Самоорганизация научного сообщества с его правилами игры, ценностями, нормами поведения и жизненной структурой конструируется, задается как внешними по отношению к науке факторами (социальная действительность, политика власти, общественные интересы и т. д.), так и внутренними, исходящими из корпорации, в которой «проходит» адаптация молодого специалиста, сопряженная с «вхождением в мир науки».

Среди источников, позволяющих нам реконструировать данную проблематику можно выделить воспоминания самих профессоров, мемуары, вышедшие из под пера ближайшего их окружения, дневники, письма, написанные учеными-историками3. По данным видам источников представляется возможным реконструкция одного из важнейших этапов научной деятельности, а именно начального периода - процесса «вхождения в мир науки» через «ритуалы перехода», укоренившиеся в рамках профессорской культуры.
• • • • •
**Задание:** Через что, по словам отрывка, проходит «вхождение в мир науки»? Список к этому делу отношения не имеет.
• • • • •
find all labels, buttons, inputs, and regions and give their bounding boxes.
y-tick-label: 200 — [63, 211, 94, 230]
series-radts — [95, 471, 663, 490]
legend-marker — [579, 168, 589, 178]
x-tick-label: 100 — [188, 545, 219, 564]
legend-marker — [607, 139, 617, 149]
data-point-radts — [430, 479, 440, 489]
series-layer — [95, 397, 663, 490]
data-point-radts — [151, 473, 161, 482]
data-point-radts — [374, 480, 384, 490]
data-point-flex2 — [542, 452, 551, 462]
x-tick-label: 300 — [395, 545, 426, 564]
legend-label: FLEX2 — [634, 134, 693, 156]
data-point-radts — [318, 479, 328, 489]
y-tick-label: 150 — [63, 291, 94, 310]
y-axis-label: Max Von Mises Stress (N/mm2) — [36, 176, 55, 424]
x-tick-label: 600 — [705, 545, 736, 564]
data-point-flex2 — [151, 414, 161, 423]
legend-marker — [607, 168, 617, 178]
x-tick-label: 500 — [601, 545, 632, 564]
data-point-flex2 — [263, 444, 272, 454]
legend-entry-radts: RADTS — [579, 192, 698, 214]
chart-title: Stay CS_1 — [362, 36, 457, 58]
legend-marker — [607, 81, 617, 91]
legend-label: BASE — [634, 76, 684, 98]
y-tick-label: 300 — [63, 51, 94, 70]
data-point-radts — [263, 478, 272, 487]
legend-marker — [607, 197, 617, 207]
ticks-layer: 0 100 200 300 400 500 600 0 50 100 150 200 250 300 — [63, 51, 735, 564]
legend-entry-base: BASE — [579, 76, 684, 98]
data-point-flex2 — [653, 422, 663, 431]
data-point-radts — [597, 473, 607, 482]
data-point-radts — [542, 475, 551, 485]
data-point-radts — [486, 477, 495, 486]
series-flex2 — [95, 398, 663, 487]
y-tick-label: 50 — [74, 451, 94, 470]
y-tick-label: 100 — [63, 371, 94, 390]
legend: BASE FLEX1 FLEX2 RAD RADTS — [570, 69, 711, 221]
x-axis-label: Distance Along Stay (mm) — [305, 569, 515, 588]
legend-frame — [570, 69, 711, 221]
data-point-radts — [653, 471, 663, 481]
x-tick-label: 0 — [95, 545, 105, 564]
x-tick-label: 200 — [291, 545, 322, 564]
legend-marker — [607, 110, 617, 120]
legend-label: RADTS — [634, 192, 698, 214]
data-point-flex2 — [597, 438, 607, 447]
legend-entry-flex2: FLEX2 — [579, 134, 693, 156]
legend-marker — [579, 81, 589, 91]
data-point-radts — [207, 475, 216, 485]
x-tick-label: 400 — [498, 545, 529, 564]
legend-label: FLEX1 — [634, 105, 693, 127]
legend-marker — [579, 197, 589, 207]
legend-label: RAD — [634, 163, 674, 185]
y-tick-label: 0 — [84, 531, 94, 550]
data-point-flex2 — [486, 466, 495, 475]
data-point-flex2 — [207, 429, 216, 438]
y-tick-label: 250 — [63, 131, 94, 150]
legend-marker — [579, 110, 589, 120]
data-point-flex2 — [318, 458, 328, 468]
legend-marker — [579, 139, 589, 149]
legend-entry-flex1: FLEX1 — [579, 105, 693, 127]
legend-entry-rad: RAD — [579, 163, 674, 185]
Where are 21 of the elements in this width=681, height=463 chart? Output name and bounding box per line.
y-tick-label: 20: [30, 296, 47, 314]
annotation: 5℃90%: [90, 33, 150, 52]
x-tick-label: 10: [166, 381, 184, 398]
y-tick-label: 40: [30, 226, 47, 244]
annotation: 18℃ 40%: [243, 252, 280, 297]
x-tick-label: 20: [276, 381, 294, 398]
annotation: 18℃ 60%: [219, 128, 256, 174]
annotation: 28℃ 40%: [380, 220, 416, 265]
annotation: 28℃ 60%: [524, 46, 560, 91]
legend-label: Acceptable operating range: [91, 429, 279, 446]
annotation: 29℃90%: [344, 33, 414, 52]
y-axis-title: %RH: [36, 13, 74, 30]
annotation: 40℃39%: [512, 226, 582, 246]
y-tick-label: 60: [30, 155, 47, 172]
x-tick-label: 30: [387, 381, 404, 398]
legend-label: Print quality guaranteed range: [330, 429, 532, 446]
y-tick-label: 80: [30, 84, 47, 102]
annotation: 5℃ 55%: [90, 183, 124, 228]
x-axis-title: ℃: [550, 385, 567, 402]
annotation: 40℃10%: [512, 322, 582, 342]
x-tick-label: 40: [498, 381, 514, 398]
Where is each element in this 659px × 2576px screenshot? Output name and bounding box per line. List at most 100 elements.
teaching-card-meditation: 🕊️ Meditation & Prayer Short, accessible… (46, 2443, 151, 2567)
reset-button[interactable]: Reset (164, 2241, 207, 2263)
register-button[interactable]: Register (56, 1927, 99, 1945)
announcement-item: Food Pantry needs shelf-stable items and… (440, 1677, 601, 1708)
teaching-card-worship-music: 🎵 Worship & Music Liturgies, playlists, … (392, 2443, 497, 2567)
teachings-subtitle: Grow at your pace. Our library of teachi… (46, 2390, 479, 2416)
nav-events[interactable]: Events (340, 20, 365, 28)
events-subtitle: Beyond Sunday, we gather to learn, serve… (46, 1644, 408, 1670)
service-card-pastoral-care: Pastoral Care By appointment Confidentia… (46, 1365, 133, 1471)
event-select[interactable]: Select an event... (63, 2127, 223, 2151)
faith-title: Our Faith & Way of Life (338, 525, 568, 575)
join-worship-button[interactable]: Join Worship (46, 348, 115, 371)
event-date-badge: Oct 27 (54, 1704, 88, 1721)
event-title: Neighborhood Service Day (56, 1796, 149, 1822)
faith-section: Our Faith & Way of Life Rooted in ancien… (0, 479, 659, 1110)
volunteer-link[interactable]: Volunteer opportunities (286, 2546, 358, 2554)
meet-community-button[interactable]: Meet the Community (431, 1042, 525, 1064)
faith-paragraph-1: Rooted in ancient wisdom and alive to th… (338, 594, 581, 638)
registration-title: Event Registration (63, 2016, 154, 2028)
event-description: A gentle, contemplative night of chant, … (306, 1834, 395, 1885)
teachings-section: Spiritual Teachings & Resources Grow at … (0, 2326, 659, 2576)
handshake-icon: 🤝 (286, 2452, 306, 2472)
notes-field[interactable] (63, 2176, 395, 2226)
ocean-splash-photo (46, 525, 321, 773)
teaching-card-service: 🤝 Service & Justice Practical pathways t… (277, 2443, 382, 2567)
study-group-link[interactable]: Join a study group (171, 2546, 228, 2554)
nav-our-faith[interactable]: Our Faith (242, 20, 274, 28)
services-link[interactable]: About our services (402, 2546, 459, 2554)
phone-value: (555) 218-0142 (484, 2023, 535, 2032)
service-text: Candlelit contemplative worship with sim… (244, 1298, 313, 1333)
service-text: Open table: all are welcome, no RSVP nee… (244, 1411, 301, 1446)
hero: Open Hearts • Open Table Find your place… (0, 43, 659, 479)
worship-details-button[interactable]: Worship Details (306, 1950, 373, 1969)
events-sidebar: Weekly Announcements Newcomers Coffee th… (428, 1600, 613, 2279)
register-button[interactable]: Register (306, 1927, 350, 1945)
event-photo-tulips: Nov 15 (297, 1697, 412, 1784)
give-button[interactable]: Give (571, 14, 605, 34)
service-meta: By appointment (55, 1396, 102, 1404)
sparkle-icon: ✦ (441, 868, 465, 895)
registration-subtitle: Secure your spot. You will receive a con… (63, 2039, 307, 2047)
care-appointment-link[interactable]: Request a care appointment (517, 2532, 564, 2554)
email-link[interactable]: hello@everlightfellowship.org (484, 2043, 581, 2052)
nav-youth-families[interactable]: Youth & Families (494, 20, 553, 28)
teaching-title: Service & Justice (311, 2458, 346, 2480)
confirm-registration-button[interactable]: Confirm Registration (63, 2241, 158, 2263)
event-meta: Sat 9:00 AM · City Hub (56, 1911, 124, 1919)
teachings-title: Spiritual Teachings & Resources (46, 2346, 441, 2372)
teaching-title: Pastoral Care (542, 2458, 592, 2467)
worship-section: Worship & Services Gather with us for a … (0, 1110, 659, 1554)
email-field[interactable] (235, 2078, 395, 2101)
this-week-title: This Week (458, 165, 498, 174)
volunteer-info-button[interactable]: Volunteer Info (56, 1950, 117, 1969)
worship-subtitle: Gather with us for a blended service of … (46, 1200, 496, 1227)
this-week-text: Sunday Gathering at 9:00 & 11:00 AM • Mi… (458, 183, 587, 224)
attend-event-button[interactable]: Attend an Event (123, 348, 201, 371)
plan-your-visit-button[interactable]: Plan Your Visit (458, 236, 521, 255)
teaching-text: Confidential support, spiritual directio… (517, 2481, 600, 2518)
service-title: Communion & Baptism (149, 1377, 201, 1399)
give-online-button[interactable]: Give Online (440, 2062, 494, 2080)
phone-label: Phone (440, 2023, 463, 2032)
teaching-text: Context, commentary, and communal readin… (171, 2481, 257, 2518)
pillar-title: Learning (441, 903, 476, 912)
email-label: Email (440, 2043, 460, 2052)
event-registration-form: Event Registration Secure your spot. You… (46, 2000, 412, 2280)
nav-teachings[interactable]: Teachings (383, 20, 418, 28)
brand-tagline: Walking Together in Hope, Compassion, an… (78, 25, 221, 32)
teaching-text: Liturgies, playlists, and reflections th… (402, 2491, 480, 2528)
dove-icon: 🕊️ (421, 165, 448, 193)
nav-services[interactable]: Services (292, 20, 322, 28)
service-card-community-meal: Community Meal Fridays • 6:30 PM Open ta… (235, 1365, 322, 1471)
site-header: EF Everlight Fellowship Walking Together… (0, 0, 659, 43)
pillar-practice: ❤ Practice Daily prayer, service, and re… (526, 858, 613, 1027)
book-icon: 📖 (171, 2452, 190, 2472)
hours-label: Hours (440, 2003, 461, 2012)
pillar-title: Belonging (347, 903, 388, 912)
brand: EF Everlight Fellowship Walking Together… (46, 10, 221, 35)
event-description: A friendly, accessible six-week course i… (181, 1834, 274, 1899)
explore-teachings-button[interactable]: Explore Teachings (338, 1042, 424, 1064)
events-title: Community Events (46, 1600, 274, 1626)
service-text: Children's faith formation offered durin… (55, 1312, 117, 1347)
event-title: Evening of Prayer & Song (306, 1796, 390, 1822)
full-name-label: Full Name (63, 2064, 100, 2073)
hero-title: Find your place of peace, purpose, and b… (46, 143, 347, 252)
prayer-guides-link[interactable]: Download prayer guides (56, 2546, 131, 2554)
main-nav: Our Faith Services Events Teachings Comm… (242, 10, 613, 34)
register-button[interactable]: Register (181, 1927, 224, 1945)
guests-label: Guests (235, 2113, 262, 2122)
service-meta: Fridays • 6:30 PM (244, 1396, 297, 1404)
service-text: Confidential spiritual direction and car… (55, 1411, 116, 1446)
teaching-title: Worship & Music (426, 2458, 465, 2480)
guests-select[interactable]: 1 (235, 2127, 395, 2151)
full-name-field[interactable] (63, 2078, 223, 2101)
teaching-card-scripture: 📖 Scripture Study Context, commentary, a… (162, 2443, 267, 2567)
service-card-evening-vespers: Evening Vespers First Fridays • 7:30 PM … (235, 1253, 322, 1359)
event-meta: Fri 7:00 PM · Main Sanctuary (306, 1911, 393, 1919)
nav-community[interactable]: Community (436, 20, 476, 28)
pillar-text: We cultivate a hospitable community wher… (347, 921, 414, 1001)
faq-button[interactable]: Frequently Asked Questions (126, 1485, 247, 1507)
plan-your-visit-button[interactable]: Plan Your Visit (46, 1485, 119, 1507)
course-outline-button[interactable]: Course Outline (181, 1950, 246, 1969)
• • • • •
**Ответ:** Через «ритуалы перехода», укоренившиеся в рамках профессорской культуры.